• [Your task] Your task is to output the listing word for word, with pictures excluded.
------ Information given
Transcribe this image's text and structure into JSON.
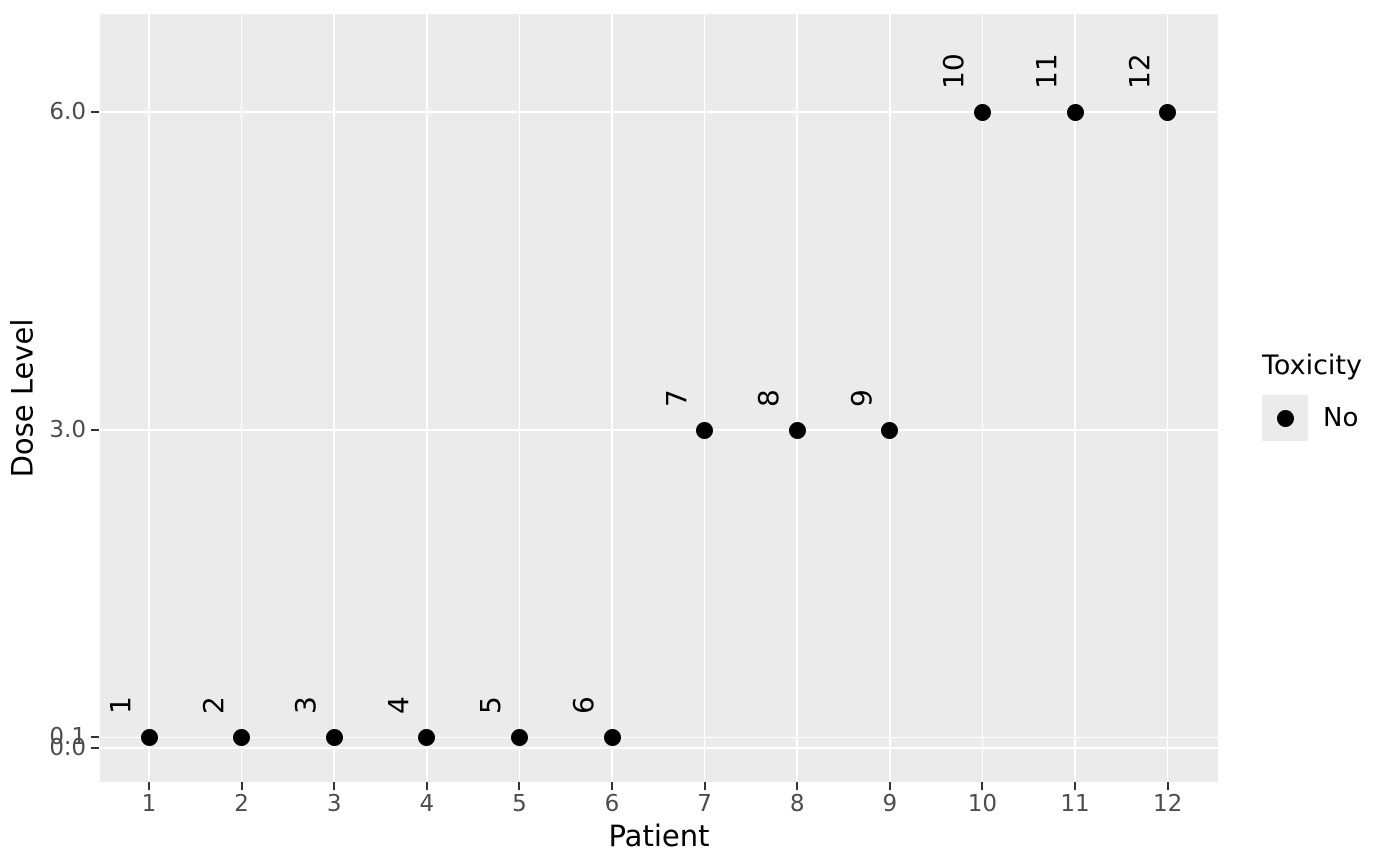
{
  "chart_data": {
    "type": "scatter",
    "title": "",
    "xlabel": "Patient",
    "ylabel": "Dose Level",
    "xlim": [
      0.45,
      12.55
    ],
    "ylim": [
      -0.32,
      6.93
    ],
    "grid": true,
    "x_ticks": [
      {
        "value": 1,
        "label": "1"
      },
      {
        "value": 2,
        "label": "2"
      },
      {
        "value": 3,
        "label": "3"
      },
      {
        "value": 4,
        "label": "4"
      },
      {
        "value": 5,
        "label": "5"
      },
      {
        "value": 6,
        "label": "6"
      },
      {
        "value": 7,
        "label": "7"
      },
      {
        "value": 8,
        "label": "8"
      },
      {
        "value": 9,
        "label": "9"
      },
      {
        "value": 10,
        "label": "10"
      },
      {
        "value": 11,
        "label": "11"
      },
      {
        "value": 12,
        "label": "12"
      }
    ],
    "y_ticks": [
      {
        "value": 0.0,
        "label": "0.0"
      },
      {
        "value": 0.1,
        "label": "0.1"
      },
      {
        "value": 3.0,
        "label": "3.0"
      },
      {
        "value": 6.0,
        "label": "6.0"
      }
    ],
    "points": [
      {
        "patient": 1,
        "dose": 0.1,
        "label": "1",
        "toxicity": "No"
      },
      {
        "patient": 2,
        "dose": 0.1,
        "label": "2",
        "toxicity": "No"
      },
      {
        "patient": 3,
        "dose": 0.1,
        "label": "3",
        "toxicity": "No"
      },
      {
        "patient": 4,
        "dose": 0.1,
        "label": "4",
        "toxicity": "No"
      },
      {
        "patient": 5,
        "dose": 0.1,
        "label": "5",
        "toxicity": "No"
      },
      {
        "patient": 6,
        "dose": 0.1,
        "label": "6",
        "toxicity": "No"
      },
      {
        "patient": 7,
        "dose": 3.0,
        "label": "7",
        "toxicity": "No"
      },
      {
        "patient": 8,
        "dose": 3.0,
        "label": "8",
        "toxicity": "No"
      },
      {
        "patient": 9,
        "dose": 3.0,
        "label": "9",
        "toxicity": "No"
      },
      {
        "patient": 10,
        "dose": 6.0,
        "label": "10",
        "toxicity": "No"
      },
      {
        "patient": 11,
        "dose": 6.0,
        "label": "11",
        "toxicity": "No"
      },
      {
        "patient": 12,
        "dose": 6.0,
        "label": "12",
        "toxicity": "No"
      }
    ],
    "legend": {
      "position": "right",
      "title": "Toxicity",
      "entries": [
        {
          "label": "No",
          "color": "#000000"
        }
      ]
    },
    "colors": {
      "panel_bg": "#EBEBEB",
      "grid": "#FFFFFF",
      "point": "#000000",
      "tick_mark": "#333333",
      "tick_label": "#4D4D4D",
      "axis_title": "#000000",
      "legend_key_bg": "#EBEBEB"
    }
  }
}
------------
• [Problem solution]
Transcribe this image's text and structure into JSON.
{
  "chart_data": {
    "type": "scatter",
    "title": "",
    "xlabel": "Patient",
    "ylabel": "Dose Level",
    "xlim": [
      0.45,
      12.55
    ],
    "ylim": [
      -0.32,
      6.93
    ],
    "grid": true,
    "x_ticks": [
      {
        "value": 1,
        "label": "1"
      },
      {
        "value": 2,
        "label": "2"
      },
      {
        "value": 3,
        "label": "3"
      },
      {
        "value": 4,
        "label": "4"
      },
      {
        "value": 5,
        "label": "5"
      },
      {
        "value": 6,
        "label": "6"
      },
      {
        "value": 7,
        "label": "7"
      },
      {
        "value": 8,
        "label": "8"
      },
      {
        "value": 9,
        "label": "9"
      },
      {
        "value": 10,
        "label": "10"
      },
      {
        "value": 11,
        "label": "11"
      },
      {
        "value": 12,
        "label": "12"
      }
    ],
    "y_ticks": [
      {
        "value": 0.0,
        "label": "0.0"
      },
      {
        "value": 0.1,
        "label": "0.1"
      },
      {
        "value": 3.0,
        "label": "3.0"
      },
      {
        "value": 6.0,
        "label": "6.0"
      }
    ],
    "points": [
      {
        "patient": 1,
        "dose": 0.1,
        "label": "1",
        "toxicity": "No"
      },
      {
        "patient": 2,
        "dose": 0.1,
        "label": "2",
        "toxicity": "No"
      },
      {
        "patient": 3,
        "dose": 0.1,
        "label": "3",
        "toxicity": "No"
      },
      {
        "patient": 4,
        "dose": 0.1,
        "label": "4",
        "toxicity": "No"
      },
      {
        "patient": 5,
        "dose": 0.1,
        "label": "5",
        "toxicity": "No"
      },
      {
        "patient": 6,
        "dose": 0.1,
        "label": "6",
        "toxicity": "No"
      },
      {
        "patient": 7,
        "dose": 3.0,
        "label": "7",
        "toxicity": "No"
      },
      {
        "patient": 8,
        "dose": 3.0,
        "label": "8",
        "toxicity": "No"
      },
      {
        "patient": 9,
        "dose": 3.0,
        "label": "9",
        "toxicity": "No"
      },
      {
        "patient": 10,
        "dose": 6.0,
        "label": "10",
        "toxicity": "No"
      },
      {
        "patient": 11,
        "dose": 6.0,
        "label": "11",
        "toxicity": "No"
      },
      {
        "patient": 12,
        "dose": 6.0,
        "label": "12",
        "toxicity": "No"
      }
    ],
    "legend": {
      "position": "right",
      "title": "Toxicity",
      "entries": [
        {
          "label": "No",
          "color": "#000000"
        }
      ]
    },
    "colors": {
      "panel_bg": "#EBEBEB",
      "grid": "#FFFFFF",
      "point": "#000000",
      "tick_mark": "#333333",
      "tick_label": "#4D4D4D",
      "axis_title": "#000000",
      "legend_key_bg": "#EBEBEB"
    }
  }
}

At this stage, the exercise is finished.